PROMPT —
Filter the lines below, copying only those with the string "equipment".
━━━━━ SUPPLIED MATERIAL ━━━━━
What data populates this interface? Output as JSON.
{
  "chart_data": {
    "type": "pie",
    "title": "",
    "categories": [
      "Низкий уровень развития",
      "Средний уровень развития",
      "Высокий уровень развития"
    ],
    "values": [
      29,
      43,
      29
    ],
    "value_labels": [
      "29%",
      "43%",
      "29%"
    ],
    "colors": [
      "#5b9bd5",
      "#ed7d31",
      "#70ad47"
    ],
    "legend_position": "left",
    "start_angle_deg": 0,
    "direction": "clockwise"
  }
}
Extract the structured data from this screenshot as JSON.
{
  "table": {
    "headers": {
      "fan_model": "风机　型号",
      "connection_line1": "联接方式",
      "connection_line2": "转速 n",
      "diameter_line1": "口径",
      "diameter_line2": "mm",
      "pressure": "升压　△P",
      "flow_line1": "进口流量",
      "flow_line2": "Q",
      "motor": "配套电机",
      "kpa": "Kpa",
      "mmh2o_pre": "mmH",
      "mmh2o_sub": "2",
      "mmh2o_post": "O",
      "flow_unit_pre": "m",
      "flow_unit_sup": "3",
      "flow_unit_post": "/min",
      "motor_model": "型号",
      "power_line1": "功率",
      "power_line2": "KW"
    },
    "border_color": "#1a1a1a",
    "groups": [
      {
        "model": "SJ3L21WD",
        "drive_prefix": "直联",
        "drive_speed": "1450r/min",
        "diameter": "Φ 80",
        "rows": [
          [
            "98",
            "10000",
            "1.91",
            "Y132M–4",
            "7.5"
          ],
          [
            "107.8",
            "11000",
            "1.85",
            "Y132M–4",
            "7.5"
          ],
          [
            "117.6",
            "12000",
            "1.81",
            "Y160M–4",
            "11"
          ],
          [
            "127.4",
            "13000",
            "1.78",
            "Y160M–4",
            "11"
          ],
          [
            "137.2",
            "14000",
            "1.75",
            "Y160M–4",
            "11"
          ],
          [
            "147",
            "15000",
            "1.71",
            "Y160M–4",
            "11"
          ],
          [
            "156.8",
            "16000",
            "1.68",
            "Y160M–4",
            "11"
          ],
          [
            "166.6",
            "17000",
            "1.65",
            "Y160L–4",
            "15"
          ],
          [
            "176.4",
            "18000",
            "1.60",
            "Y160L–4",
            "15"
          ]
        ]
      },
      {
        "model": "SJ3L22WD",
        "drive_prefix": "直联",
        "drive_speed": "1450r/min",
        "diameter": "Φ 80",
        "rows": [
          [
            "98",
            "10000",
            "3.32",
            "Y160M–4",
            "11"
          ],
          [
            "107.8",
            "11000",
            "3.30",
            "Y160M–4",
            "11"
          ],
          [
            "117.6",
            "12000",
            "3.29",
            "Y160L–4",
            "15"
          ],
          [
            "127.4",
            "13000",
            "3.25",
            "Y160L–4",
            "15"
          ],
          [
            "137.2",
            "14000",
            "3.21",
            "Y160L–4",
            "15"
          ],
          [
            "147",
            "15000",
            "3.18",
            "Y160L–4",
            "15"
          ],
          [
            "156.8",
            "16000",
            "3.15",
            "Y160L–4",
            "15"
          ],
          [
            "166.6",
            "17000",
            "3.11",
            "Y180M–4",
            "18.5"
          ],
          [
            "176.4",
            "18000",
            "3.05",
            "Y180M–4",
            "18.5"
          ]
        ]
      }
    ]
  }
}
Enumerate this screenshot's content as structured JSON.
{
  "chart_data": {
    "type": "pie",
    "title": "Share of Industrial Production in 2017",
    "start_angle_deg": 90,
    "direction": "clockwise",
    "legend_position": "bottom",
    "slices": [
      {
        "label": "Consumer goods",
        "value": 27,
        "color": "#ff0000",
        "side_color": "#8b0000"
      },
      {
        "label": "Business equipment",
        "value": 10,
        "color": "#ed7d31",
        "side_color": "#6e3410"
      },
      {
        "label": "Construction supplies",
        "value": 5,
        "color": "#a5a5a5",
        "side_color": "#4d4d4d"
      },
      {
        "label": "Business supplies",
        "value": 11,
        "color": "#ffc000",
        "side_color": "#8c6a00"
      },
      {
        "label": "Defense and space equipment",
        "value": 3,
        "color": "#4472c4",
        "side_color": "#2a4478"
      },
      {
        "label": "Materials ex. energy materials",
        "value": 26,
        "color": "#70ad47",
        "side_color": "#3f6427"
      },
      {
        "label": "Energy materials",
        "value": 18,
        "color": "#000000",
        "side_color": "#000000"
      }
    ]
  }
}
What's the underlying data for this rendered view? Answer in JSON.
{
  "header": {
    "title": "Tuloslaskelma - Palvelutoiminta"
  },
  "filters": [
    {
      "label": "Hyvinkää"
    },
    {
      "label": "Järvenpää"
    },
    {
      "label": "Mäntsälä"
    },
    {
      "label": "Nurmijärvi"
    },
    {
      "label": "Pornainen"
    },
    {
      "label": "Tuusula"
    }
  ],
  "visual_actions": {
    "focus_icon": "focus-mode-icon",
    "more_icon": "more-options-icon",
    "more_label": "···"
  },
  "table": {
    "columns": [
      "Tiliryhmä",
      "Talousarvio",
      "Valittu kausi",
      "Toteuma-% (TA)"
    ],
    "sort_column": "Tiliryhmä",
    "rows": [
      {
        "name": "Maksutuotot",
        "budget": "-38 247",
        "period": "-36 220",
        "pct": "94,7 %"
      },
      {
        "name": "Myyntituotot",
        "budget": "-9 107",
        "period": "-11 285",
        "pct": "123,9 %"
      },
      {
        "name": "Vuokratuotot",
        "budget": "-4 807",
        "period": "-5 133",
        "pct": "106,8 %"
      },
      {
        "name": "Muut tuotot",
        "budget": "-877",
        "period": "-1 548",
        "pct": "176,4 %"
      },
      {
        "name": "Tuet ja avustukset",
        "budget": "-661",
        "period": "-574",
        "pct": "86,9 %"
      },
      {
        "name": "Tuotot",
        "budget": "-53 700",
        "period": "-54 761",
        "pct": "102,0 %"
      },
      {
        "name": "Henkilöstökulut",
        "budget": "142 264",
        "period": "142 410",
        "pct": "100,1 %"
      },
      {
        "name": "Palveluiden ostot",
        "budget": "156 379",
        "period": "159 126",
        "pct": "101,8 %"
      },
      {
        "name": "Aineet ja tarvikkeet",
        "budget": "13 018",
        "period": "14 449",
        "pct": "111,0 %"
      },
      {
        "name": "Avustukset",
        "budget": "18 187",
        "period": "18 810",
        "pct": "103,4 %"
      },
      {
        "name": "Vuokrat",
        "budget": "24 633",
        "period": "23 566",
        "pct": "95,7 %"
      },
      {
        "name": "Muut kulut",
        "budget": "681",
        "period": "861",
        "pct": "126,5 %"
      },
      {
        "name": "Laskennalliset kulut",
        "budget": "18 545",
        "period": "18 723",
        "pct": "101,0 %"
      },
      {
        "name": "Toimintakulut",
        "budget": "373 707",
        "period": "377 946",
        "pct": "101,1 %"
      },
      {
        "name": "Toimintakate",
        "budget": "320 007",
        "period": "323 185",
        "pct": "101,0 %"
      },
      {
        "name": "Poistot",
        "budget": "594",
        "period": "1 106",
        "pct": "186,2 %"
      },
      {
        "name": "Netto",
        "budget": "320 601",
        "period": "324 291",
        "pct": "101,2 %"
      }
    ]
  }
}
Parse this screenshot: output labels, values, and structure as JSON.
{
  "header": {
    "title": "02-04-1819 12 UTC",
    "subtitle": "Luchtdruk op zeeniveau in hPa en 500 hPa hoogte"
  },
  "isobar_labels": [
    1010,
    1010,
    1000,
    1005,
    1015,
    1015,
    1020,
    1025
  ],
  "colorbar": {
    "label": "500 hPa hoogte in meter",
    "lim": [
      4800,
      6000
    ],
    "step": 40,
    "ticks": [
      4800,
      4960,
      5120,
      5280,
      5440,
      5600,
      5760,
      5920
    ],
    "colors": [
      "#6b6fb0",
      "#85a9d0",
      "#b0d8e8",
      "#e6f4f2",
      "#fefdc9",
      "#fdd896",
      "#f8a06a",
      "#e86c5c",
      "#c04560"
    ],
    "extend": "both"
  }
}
━━━━━
EXERCISE ANSWER —
        "label": "Business equipment",
        "label": "Defense and space equipment",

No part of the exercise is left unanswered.